**Lines of data**
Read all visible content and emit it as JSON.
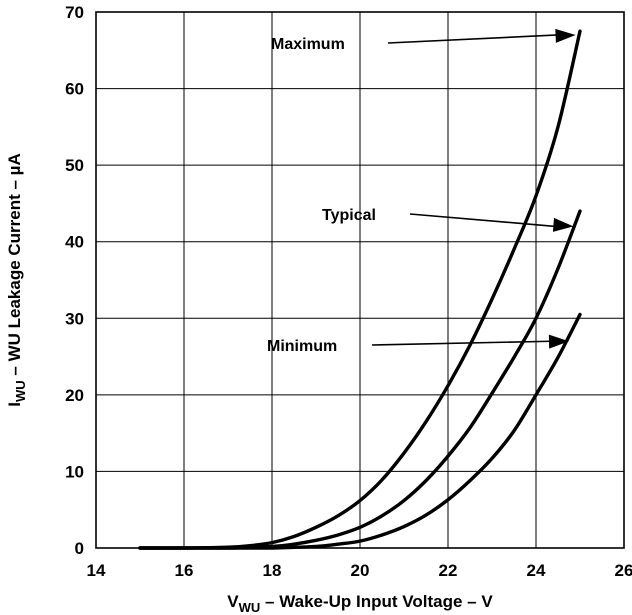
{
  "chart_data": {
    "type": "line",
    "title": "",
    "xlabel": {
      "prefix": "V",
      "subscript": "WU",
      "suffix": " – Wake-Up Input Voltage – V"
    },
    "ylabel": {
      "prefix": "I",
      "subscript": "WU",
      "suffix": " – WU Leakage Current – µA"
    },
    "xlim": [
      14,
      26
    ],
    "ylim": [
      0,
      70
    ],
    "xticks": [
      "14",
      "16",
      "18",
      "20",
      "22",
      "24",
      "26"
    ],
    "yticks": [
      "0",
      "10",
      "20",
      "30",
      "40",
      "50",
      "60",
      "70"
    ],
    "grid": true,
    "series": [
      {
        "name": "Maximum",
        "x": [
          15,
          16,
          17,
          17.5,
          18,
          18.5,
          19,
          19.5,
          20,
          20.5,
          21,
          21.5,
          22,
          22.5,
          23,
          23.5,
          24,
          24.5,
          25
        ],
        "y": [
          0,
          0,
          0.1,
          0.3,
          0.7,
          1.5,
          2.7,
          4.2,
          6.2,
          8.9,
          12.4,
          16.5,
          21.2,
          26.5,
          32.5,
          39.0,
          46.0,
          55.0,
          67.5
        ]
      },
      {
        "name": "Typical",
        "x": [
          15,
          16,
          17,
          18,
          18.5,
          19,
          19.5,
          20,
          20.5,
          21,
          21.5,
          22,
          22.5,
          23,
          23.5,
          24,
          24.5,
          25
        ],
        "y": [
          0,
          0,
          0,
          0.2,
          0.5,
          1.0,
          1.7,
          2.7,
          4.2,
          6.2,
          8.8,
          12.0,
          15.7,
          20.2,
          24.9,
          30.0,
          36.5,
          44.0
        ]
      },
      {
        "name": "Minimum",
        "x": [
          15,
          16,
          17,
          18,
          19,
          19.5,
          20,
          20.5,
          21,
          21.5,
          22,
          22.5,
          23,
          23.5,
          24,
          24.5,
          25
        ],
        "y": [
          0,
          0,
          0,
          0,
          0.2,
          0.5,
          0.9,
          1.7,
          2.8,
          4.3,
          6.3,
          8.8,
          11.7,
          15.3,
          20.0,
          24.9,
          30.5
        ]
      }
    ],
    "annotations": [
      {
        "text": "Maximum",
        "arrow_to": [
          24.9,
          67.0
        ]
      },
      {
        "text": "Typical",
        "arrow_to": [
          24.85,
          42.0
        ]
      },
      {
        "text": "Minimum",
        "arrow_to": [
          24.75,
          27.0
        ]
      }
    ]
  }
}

**THE EXERCISE**
Without the pictures, copy the material exactly as given.

**THE COMPLETED TASK**
Read all visible content and emit it as JSON.
{
  "chart_data": {
    "type": "line",
    "title": "",
    "xlabel": {
      "prefix": "V",
      "subscript": "WU",
      "suffix": " – Wake-Up Input Voltage – V"
    },
    "ylabel": {
      "prefix": "I",
      "subscript": "WU",
      "suffix": " – WU Leakage Current – µA"
    },
    "xlim": [
      14,
      26
    ],
    "ylim": [
      0,
      70
    ],
    "xticks": [
      "14",
      "16",
      "18",
      "20",
      "22",
      "24",
      "26"
    ],
    "yticks": [
      "0",
      "10",
      "20",
      "30",
      "40",
      "50",
      "60",
      "70"
    ],
    "grid": true,
    "series": [
      {
        "name": "Maximum",
        "x": [
          15,
          16,
          17,
          17.5,
          18,
          18.5,
          19,
          19.5,
          20,
          20.5,
          21,
          21.5,
          22,
          22.5,
          23,
          23.5,
          24,
          24.5,
          25
        ],
        "y": [
          0,
          0,
          0.1,
          0.3,
          0.7,
          1.5,
          2.7,
          4.2,
          6.2,
          8.9,
          12.4,
          16.5,
          21.2,
          26.5,
          32.5,
          39.0,
          46.0,
          55.0,
          67.5
        ]
      },
      {
        "name": "Typical",
        "x": [
          15,
          16,
          17,
          18,
          18.5,
          19,
          19.5,
          20,
          20.5,
          21,
          21.5,
          22,
          22.5,
          23,
          23.5,
          24,
          24.5,
          25
        ],
        "y": [
          0,
          0,
          0,
          0.2,
          0.5,
          1.0,
          1.7,
          2.7,
          4.2,
          6.2,
          8.8,
          12.0,
          15.7,
          20.2,
          24.9,
          30.0,
          36.5,
          44.0
        ]
      },
      {
        "name": "Minimum",
        "x": [
          15,
          16,
          17,
          18,
          19,
          19.5,
          20,
          20.5,
          21,
          21.5,
          22,
          22.5,
          23,
          23.5,
          24,
          24.5,
          25
        ],
        "y": [
          0,
          0,
          0,
          0,
          0.2,
          0.5,
          0.9,
          1.7,
          2.8,
          4.3,
          6.3,
          8.8,
          11.7,
          15.3,
          20.0,
          24.9,
          30.5
        ]
      }
    ],
    "annotations": [
      {
        "text": "Maximum",
        "arrow_to": [
          24.9,
          67.0
        ]
      },
      {
        "text": "Typical",
        "arrow_to": [
          24.85,
          42.0
        ]
      },
      {
        "text": "Minimum",
        "arrow_to": [
          24.75,
          27.0
        ]
      }
    ]
  }
}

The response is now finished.